START SUPPLIED PASSAGE
ANOVA, analysis of variance; CON, concordant dry eye; DIS, discordant dry eye; FM, fibromyalgia; HC, healthy control.

^*Numbers in bold indicate statistical significance.

SYSTEMIC SENSORY EVALUATION

As reported in this thesis, systemic sensory evaluation showed a statistically significant difference between the FM and healthy control cohorts for both pressure-pain (P=.002) and auditory (P=.05) testing. With the further distinction between stain-discordant and stain-concordant dry eye subgroups, the pressure-pain testing showed the FM cohort having higher sensitivity than the other cohorts (P=.07) (Figure A4). Auditory sensitivity measurement also suggested similarity of the stain-discordant dry eye subgroup with the FM cohort and the stain-concordant dry eye subgroup with the healthy control cohort (Figure A5).

FIGURE A4.

Pressure-pain sensitivity measuring the amount of pressure (kg/cm²) at which subjects experienced moderate discomfort using the multiple random staircase method. Comparisons by cohort (top) and by Stain-Discordant subgroups (bottom).
END SUPPLIED PASSAGE
START EXTRACTED RECORDS
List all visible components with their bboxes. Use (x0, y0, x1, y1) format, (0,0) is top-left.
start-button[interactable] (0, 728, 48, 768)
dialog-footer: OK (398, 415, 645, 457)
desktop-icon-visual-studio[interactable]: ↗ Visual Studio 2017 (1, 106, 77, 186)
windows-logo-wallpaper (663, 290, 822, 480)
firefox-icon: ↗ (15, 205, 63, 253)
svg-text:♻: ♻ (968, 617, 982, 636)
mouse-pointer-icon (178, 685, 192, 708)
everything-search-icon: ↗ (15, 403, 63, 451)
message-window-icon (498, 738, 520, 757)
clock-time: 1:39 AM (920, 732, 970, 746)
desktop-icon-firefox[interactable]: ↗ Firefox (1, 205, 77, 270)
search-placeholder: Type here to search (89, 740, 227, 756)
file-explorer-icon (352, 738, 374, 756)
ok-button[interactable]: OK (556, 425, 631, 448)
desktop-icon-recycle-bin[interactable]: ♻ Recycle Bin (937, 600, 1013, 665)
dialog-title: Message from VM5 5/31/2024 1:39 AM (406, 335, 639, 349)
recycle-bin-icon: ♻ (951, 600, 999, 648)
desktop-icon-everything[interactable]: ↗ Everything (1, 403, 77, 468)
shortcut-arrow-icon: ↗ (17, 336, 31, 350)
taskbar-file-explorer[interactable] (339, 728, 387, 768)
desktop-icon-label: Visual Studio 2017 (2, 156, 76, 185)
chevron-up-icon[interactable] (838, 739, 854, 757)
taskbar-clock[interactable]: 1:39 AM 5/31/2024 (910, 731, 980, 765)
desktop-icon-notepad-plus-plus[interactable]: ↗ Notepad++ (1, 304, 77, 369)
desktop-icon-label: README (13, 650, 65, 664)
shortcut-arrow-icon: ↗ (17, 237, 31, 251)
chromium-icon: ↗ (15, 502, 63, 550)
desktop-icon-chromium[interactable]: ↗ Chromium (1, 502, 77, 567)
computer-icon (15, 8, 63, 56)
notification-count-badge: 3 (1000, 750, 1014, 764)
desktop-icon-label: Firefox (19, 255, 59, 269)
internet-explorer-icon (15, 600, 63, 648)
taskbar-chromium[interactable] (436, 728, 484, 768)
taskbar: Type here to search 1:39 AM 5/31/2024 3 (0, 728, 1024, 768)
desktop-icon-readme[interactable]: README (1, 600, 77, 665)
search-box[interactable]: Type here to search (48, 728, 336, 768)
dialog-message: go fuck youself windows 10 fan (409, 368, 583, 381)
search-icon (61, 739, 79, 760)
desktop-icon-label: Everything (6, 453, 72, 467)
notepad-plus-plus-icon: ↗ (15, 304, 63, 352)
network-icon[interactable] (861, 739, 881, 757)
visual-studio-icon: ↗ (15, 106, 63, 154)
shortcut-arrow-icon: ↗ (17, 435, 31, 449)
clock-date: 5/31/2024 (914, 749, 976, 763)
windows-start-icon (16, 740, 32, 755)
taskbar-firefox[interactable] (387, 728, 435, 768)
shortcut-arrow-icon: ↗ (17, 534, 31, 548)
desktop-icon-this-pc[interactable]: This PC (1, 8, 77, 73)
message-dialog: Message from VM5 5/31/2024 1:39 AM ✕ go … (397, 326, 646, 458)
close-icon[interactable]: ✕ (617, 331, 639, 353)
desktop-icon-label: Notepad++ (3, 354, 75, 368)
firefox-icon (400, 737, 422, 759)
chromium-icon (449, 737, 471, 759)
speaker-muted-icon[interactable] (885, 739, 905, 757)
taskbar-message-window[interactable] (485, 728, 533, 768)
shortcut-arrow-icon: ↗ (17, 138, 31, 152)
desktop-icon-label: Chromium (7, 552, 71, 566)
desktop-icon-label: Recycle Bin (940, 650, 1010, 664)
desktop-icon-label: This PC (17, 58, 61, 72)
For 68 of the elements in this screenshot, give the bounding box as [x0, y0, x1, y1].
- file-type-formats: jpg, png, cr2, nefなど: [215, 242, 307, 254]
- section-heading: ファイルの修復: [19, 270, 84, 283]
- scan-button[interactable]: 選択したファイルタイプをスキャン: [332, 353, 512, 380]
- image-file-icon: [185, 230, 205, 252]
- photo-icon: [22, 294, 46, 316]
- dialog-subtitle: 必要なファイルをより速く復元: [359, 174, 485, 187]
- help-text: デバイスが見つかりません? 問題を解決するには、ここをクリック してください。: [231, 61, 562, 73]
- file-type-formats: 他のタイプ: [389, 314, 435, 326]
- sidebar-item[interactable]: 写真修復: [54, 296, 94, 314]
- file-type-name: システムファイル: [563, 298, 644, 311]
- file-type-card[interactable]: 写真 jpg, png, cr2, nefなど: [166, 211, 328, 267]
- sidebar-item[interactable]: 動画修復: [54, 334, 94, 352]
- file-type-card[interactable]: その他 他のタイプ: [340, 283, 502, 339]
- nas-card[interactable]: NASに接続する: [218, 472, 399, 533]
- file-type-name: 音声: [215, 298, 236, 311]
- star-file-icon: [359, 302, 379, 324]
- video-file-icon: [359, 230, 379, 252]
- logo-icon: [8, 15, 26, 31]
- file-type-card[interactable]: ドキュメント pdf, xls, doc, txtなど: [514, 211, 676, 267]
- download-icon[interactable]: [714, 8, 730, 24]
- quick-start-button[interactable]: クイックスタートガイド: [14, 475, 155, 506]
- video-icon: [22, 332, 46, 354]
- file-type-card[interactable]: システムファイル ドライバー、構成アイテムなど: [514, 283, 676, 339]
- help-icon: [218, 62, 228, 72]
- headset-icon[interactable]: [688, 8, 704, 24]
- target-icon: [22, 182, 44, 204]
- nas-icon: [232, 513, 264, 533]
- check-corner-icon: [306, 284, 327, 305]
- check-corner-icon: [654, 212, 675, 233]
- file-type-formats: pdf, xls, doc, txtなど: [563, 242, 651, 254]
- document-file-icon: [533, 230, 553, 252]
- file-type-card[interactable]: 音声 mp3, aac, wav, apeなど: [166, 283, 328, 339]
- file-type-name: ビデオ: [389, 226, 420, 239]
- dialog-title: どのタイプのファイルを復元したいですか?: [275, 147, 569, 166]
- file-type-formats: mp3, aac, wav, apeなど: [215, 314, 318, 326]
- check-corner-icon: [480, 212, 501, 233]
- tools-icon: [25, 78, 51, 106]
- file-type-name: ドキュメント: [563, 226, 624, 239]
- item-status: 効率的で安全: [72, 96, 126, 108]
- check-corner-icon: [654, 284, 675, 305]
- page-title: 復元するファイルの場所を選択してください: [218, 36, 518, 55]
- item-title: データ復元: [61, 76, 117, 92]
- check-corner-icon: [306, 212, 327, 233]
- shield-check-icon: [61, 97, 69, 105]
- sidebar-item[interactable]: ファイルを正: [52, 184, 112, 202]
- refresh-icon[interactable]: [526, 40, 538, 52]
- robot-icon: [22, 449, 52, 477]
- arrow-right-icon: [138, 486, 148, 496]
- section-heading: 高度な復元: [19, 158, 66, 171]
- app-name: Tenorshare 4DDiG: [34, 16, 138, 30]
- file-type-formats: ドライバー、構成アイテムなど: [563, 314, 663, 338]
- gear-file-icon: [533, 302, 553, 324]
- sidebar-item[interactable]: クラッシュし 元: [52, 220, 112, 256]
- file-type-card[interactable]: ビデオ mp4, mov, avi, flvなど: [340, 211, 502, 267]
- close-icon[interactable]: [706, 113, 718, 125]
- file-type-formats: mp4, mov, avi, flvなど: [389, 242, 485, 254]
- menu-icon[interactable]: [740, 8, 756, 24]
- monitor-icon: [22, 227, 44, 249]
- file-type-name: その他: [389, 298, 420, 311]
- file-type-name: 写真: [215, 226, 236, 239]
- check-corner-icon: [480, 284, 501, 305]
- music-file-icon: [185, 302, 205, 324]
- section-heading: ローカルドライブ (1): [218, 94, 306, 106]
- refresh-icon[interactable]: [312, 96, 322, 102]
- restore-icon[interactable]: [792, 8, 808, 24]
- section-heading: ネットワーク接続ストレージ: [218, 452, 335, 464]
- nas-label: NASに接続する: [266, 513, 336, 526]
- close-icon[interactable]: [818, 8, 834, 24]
END EXTRACTED RECORDS
> TASK DETAILS
Duplicate everything in the sensory evaluation passage from "Pressure-pain sensitivity measuring" down to "Stain-Discordant subgroups (bottom).". The records were drawn from a separate source.

> FINAL ANSWER
Pressure-pain sensitivity measuring the amount of pressure (kg/cm²) at which subjects experienced moderate discomfort using the multiple random staircase method. Comparisons by cohort (top) and by Stain-Discordant subgroups (bottom).